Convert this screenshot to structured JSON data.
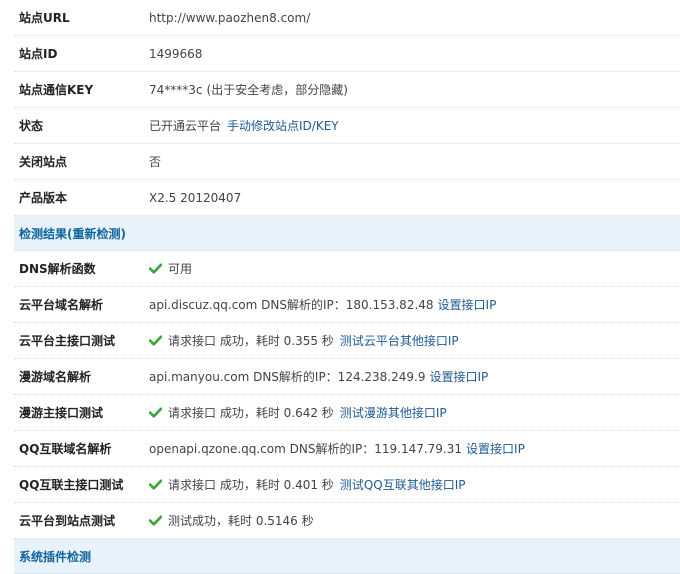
{
  "site_info": {
    "url_label": "站点URL",
    "url_value": "http://www.paozhen8.com/",
    "id_label": "站点ID",
    "id_value": "1499668",
    "key_label": "站点通信KEY",
    "key_value": "74****3c",
    "key_note": "(出于安全考虑，部分隐藏)",
    "status_label": "状态",
    "status_value": "已开通云平台",
    "status_link": "手动修改站点ID/KEY",
    "closed_label": "关闭站点",
    "closed_value": "否",
    "version_label": "产品版本",
    "version_value": "X2.5 20120407"
  },
  "results": {
    "header": "检测结果(重新检测)",
    "dns_func_label": "DNS解析函数",
    "dns_func_value": "可用",
    "cloud_domain_label": "云平台域名解析",
    "cloud_domain_value": "api.discuz.qq.com DNS解析的IP：180.153.82.48",
    "cloud_domain_link": "设置接口IP",
    "cloud_api_label": "云平台主接口测试",
    "cloud_api_value": "请求接口 成功，耗时 0.355 秒",
    "cloud_api_link": "测试云平台其他接口IP",
    "manyou_domain_label": "漫游域名解析",
    "manyou_domain_value": "api.manyou.com DNS解析的IP：124.238.249.9",
    "manyou_domain_link": "设置接口IP",
    "manyou_api_label": "漫游主接口测试",
    "manyou_api_value": "请求接口 成功，耗时 0.642 秒",
    "manyou_api_link": "测试漫游其他接口IP",
    "qq_domain_label": "QQ互联域名解析",
    "qq_domain_value": "openapi.qzone.qq.com DNS解析的IP：119.147.79.31",
    "qq_domain_link": "设置接口IP",
    "qq_api_label": "QQ互联主接口测试",
    "qq_api_value": "请求接口 成功，耗时 0.401 秒",
    "qq_api_link": "测试QQ互联其他接口IP",
    "cloud_to_site_label": "云平台到站点测试",
    "cloud_to_site_value": "测试成功，耗时 0.5146 秒"
  },
  "plugin_section": {
    "header": "系统插件检测"
  },
  "icons": {
    "check": "check-icon",
    "check_color": "#3aa63a"
  }
}
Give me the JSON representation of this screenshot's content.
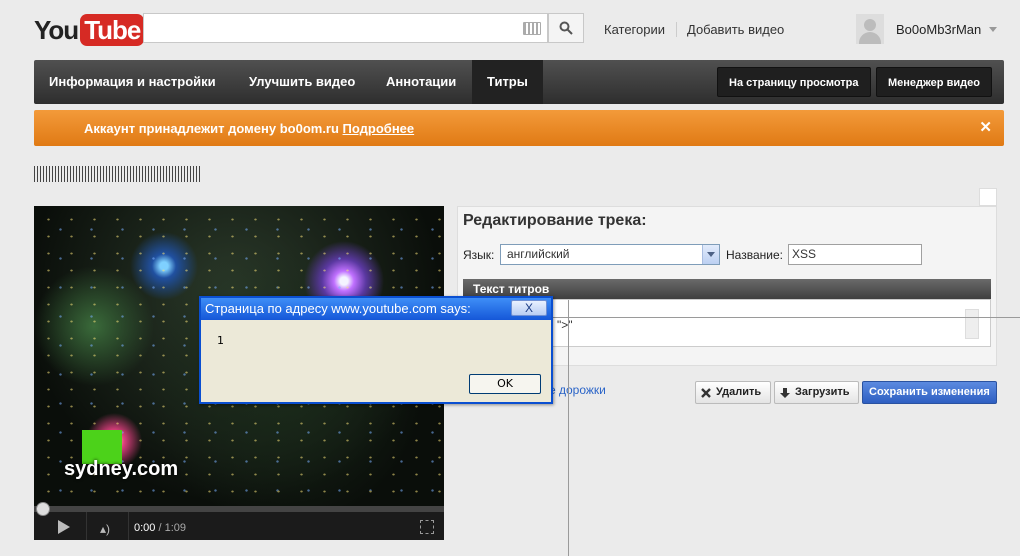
{
  "header": {
    "logo_you": "You",
    "logo_tube": "Tube",
    "search_placeholder": "",
    "categories": "Категории",
    "add_video": "Добавить видео",
    "username": "Bo0oMb3rMan"
  },
  "nav": {
    "tabs": [
      {
        "label": "Информация и настройки"
      },
      {
        "label": "Улучшить видео"
      },
      {
        "label": "Аннотации"
      },
      {
        "label": "Титры",
        "active": true
      }
    ],
    "watch_page": "На страницу просмотра",
    "video_manager": "Менеджер видео"
  },
  "banner": {
    "text": "Аккаунт принадлежит домену bo0om.ru ",
    "link": "Подробнее",
    "close": "✕"
  },
  "video": {
    "overlay_text": "sydney.com",
    "current_time": "0:00",
    "duration": " / 1:09",
    "progress": 0
  },
  "editor": {
    "title": "Редактирование трека:",
    "language_label": "Язык:",
    "language_value": "английский",
    "name_label": "Название:",
    "name_value": "XSS",
    "subtitles_header": "Текст титров",
    "subtitles_fragment": "\">\"",
    "tracks_link": "е дорожки",
    "delete": "Удалить",
    "upload": "Загрузить",
    "save": "Сохранить изменения"
  },
  "dialog": {
    "title": "Страница по адресу www.youtube.com says:",
    "close": "X",
    "message": "1",
    "ok": "OK"
  },
  "colors": {
    "banner": "#e8861f",
    "nav": "#3a3a3a",
    "save_button": "#3c6ed0",
    "youtube_red": "#d62a24"
  }
}
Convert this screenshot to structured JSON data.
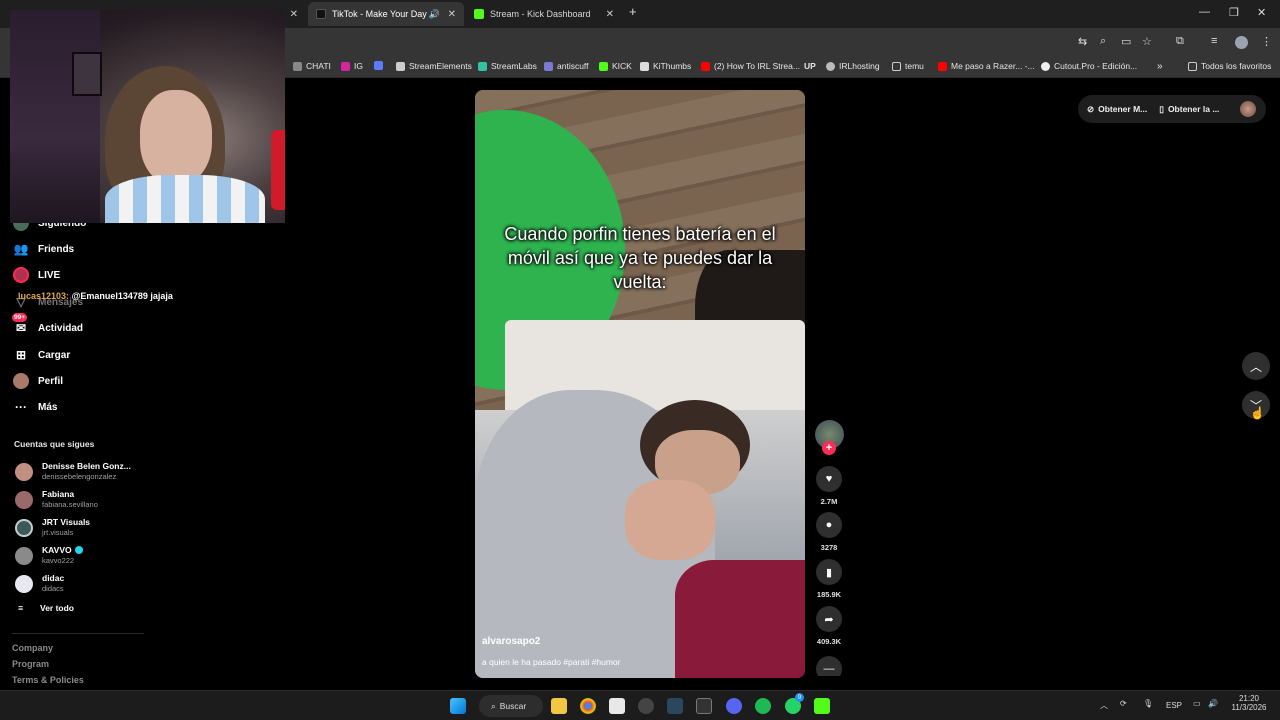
{
  "browser": {
    "tabs": [
      {
        "label": "TikTok - Make Your Day",
        "active": true
      },
      {
        "label": "Stream - Kick Dashboard",
        "active": false
      }
    ],
    "new_tab": "+",
    "bookmarks": [
      "CHATI",
      "IG",
      "StreamElements",
      "StreamLabs",
      "antiscuff",
      "KICK",
      "KiThumbs",
      "(2) How To IRL Strea...",
      "UP",
      "IRLhosting",
      "temu",
      "Me paso a Razer... -...",
      "Cutout.Pro - Edición...",
      "Todos los favoritos"
    ]
  },
  "sidebar": {
    "nav": [
      {
        "label": "Siguiendo",
        "icon": "following-icon"
      },
      {
        "label": "Friends",
        "icon": "friends-icon"
      },
      {
        "label": "LIVE",
        "icon": "live-icon"
      },
      {
        "label": "Mensajes",
        "icon": "messages-icon"
      },
      {
        "label": "Actividad",
        "icon": "activity-icon",
        "badge": "99+"
      },
      {
        "label": "Cargar",
        "icon": "upload-icon"
      },
      {
        "label": "Perfil",
        "icon": "profile-icon"
      },
      {
        "label": "Más",
        "icon": "more-icon"
      }
    ],
    "following_title": "Cuentas que sigues",
    "accounts": [
      {
        "name": "Denisse Belen Gonz...",
        "handle": "denissebelengonzalez",
        "verified": false
      },
      {
        "name": "Fabiana",
        "handle": "fabiana.sevillano",
        "verified": false
      },
      {
        "name": "JRT Visuals",
        "handle": "jrt.visuals",
        "verified": false
      },
      {
        "name": "KAVVO",
        "handle": "kavvo222",
        "verified": true
      },
      {
        "name": "didac",
        "handle": "didacs",
        "verified": false
      }
    ],
    "see_all": "Ver todo",
    "footer": [
      "Company",
      "Program",
      "Terms & Policies"
    ]
  },
  "chat_overlay": {
    "user": "lucas12103:",
    "message": "@Emanuel134789 jajaja"
  },
  "video": {
    "caption": "Cuando porfin tienes batería en el móvil así que ya te puedes dar la vuelta:",
    "author": "alvarosapo2",
    "description": "a quien le ha pasado #parati #humor"
  },
  "actions": {
    "likes": "2.7M",
    "comments": "3278",
    "saves": "185.9K",
    "shares": "409.3K"
  },
  "top_right": {
    "get_app": "Obtener M...",
    "get_app2": "Obtener la ..."
  },
  "taskbar": {
    "search": "Buscar",
    "language": "ESP",
    "time": "21:20",
    "date": "11/3/2026",
    "whatsapp_badge": "9"
  }
}
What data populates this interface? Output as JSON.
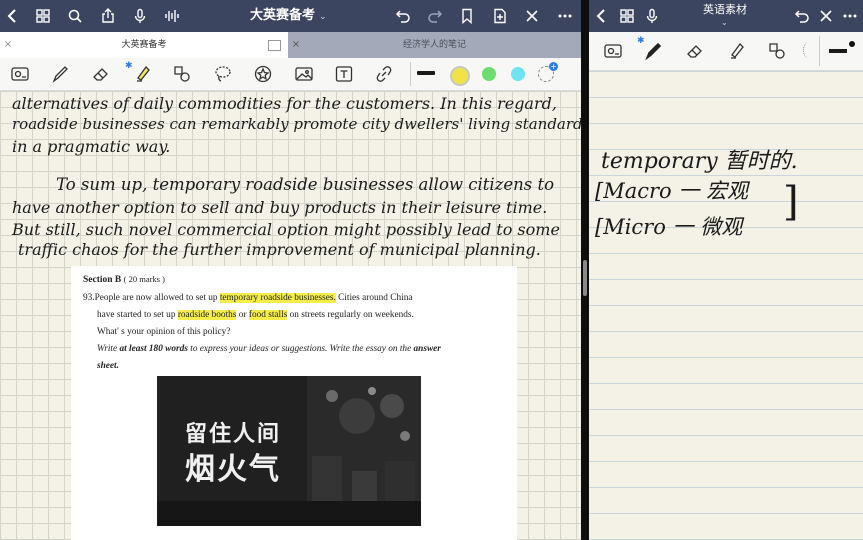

——

Gather each line from the entries above that includes the word "JSON".

Complete output –
Convert this screenshot to structured JSON data.
Give me the JSON representation of this screenshot's content.
Convert this screenshot to structured JSON data.
What data populates this interface? Output as JSON.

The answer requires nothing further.